What is asked:
What you return should match every record exactly, with the images removed.

Supplied material:
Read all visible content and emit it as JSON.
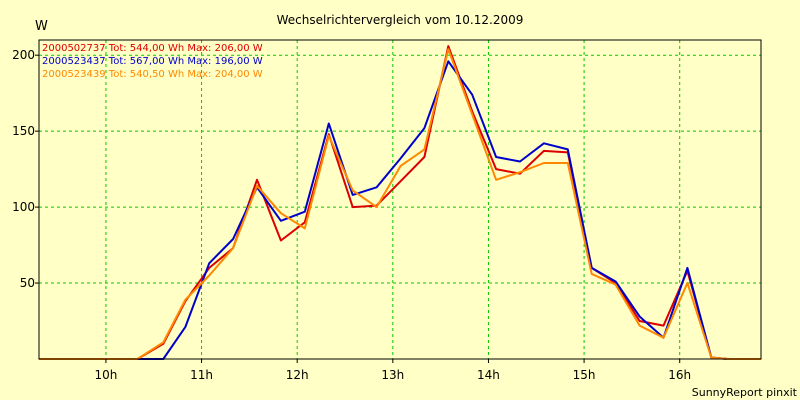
{
  "colors": {
    "background": "#ffffc6",
    "grid": "#00cc00",
    "axis": "#000000"
  },
  "chart_data": {
    "type": "line",
    "title": "Wechselrichtervergleich vom 10.12.2009",
    "ylabel": "W",
    "xlabel": "",
    "footer": "SunnyReport pinxit",
    "grid": true,
    "legend_position": "top-left",
    "ylim": [
      0,
      210
    ],
    "xlim": [
      9.3,
      16.85
    ],
    "y_ticks": [
      {
        "value": 50,
        "label": "50"
      },
      {
        "value": 100,
        "label": "100"
      },
      {
        "value": 150,
        "label": "150"
      },
      {
        "value": 200,
        "label": "200"
      }
    ],
    "x_ticks": [
      {
        "value": 10,
        "label": "10h"
      },
      {
        "value": 11,
        "label": "11h"
      },
      {
        "value": 12,
        "label": "12h"
      },
      {
        "value": 13,
        "label": "13h"
      },
      {
        "value": 14,
        "label": "14h"
      },
      {
        "value": 15,
        "label": "15h"
      },
      {
        "value": 16,
        "label": "16h"
      }
    ],
    "series": [
      {
        "name": "2000502737",
        "legend": "2000502737 Tot: 544,00 Wh Max: 206,00 W",
        "color": "#dd0000",
        "x": [
          9.3,
          10.0,
          10.33,
          10.6,
          10.83,
          11.08,
          11.33,
          11.58,
          11.83,
          12.08,
          12.33,
          12.58,
          12.83,
          13.08,
          13.33,
          13.58,
          13.83,
          14.08,
          14.33,
          14.58,
          14.83,
          15.08,
          15.33,
          15.58,
          15.83,
          16.08,
          16.33,
          16.5,
          16.85
        ],
        "values": [
          0,
          0,
          0,
          10,
          38,
          60,
          73,
          118,
          78,
          90,
          148,
          100,
          101,
          117,
          133,
          206,
          163,
          125,
          122,
          137,
          136,
          60,
          50,
          25,
          22,
          58,
          1,
          0,
          0
        ]
      },
      {
        "name": "2000523437",
        "legend": "2000523437 Tot: 567,00 Wh Max: 196,00 W",
        "color": "#0000cc",
        "x": [
          9.3,
          10.0,
          10.33,
          10.6,
          10.83,
          11.08,
          11.33,
          11.58,
          11.83,
          12.08,
          12.33,
          12.58,
          12.83,
          13.08,
          13.33,
          13.58,
          13.83,
          14.08,
          14.33,
          14.58,
          14.83,
          15.08,
          15.33,
          15.58,
          15.83,
          16.08,
          16.33,
          16.5,
          16.85
        ],
        "values": [
          0,
          0,
          0,
          0,
          21,
          63,
          79,
          113,
          91,
          97,
          155,
          108,
          113,
          132,
          152,
          196,
          174,
          133,
          130,
          142,
          138,
          60,
          51,
          28,
          14,
          60,
          1,
          0,
          0
        ]
      },
      {
        "name": "2000523439",
        "legend": "2000523439 Tot: 540,50 Wh Max: 204,00 W",
        "color": "#ff8800",
        "x": [
          9.3,
          10.0,
          10.33,
          10.6,
          10.83,
          11.08,
          11.33,
          11.58,
          11.83,
          12.08,
          12.33,
          12.58,
          12.83,
          13.08,
          13.33,
          13.58,
          13.83,
          14.08,
          14.33,
          14.58,
          14.83,
          15.08,
          15.33,
          15.58,
          15.83,
          16.08,
          16.33,
          16.5,
          16.85
        ],
        "values": [
          0,
          0,
          0,
          11,
          39,
          55,
          73,
          114,
          96,
          86,
          147,
          111,
          100,
          127,
          138,
          204,
          161,
          118,
          123,
          129,
          129,
          56,
          49,
          22,
          14,
          50,
          1,
          0,
          0
        ]
      }
    ]
  }
}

Full output:
Read all visible content and emit it as JSON.
{
  "colors": {
    "background": "#ffffc6",
    "grid": "#00cc00",
    "axis": "#000000"
  },
  "chart_data": {
    "type": "line",
    "title": "Wechselrichtervergleich vom 10.12.2009",
    "ylabel": "W",
    "xlabel": "",
    "footer": "SunnyReport pinxit",
    "grid": true,
    "legend_position": "top-left",
    "ylim": [
      0,
      210
    ],
    "xlim": [
      9.3,
      16.85
    ],
    "y_ticks": [
      {
        "value": 50,
        "label": "50"
      },
      {
        "value": 100,
        "label": "100"
      },
      {
        "value": 150,
        "label": "150"
      },
      {
        "value": 200,
        "label": "200"
      }
    ],
    "x_ticks": [
      {
        "value": 10,
        "label": "10h"
      },
      {
        "value": 11,
        "label": "11h"
      },
      {
        "value": 12,
        "label": "12h"
      },
      {
        "value": 13,
        "label": "13h"
      },
      {
        "value": 14,
        "label": "14h"
      },
      {
        "value": 15,
        "label": "15h"
      },
      {
        "value": 16,
        "label": "16h"
      }
    ],
    "series": [
      {
        "name": "2000502737",
        "legend": "2000502737 Tot: 544,00 Wh Max: 206,00 W",
        "color": "#dd0000",
        "x": [
          9.3,
          10.0,
          10.33,
          10.6,
          10.83,
          11.08,
          11.33,
          11.58,
          11.83,
          12.08,
          12.33,
          12.58,
          12.83,
          13.08,
          13.33,
          13.58,
          13.83,
          14.08,
          14.33,
          14.58,
          14.83,
          15.08,
          15.33,
          15.58,
          15.83,
          16.08,
          16.33,
          16.5,
          16.85
        ],
        "values": [
          0,
          0,
          0,
          10,
          38,
          60,
          73,
          118,
          78,
          90,
          148,
          100,
          101,
          117,
          133,
          206,
          163,
          125,
          122,
          137,
          136,
          60,
          50,
          25,
          22,
          58,
          1,
          0,
          0
        ]
      },
      {
        "name": "2000523437",
        "legend": "2000523437 Tot: 567,00 Wh Max: 196,00 W",
        "color": "#0000cc",
        "x": [
          9.3,
          10.0,
          10.33,
          10.6,
          10.83,
          11.08,
          11.33,
          11.58,
          11.83,
          12.08,
          12.33,
          12.58,
          12.83,
          13.08,
          13.33,
          13.58,
          13.83,
          14.08,
          14.33,
          14.58,
          14.83,
          15.08,
          15.33,
          15.58,
          15.83,
          16.08,
          16.33,
          16.5,
          16.85
        ],
        "values": [
          0,
          0,
          0,
          0,
          21,
          63,
          79,
          113,
          91,
          97,
          155,
          108,
          113,
          132,
          152,
          196,
          174,
          133,
          130,
          142,
          138,
          60,
          51,
          28,
          14,
          60,
          1,
          0,
          0
        ]
      },
      {
        "name": "2000523439",
        "legend": "2000523439 Tot: 540,50 Wh Max: 204,00 W",
        "color": "#ff8800",
        "x": [
          9.3,
          10.0,
          10.33,
          10.6,
          10.83,
          11.08,
          11.33,
          11.58,
          11.83,
          12.08,
          12.33,
          12.58,
          12.83,
          13.08,
          13.33,
          13.58,
          13.83,
          14.08,
          14.33,
          14.58,
          14.83,
          15.08,
          15.33,
          15.58,
          15.83,
          16.08,
          16.33,
          16.5,
          16.85
        ],
        "values": [
          0,
          0,
          0,
          11,
          39,
          55,
          73,
          114,
          96,
          86,
          147,
          111,
          100,
          127,
          138,
          204,
          161,
          118,
          123,
          129,
          129,
          56,
          49,
          22,
          14,
          50,
          1,
          0,
          0
        ]
      }
    ]
  }
}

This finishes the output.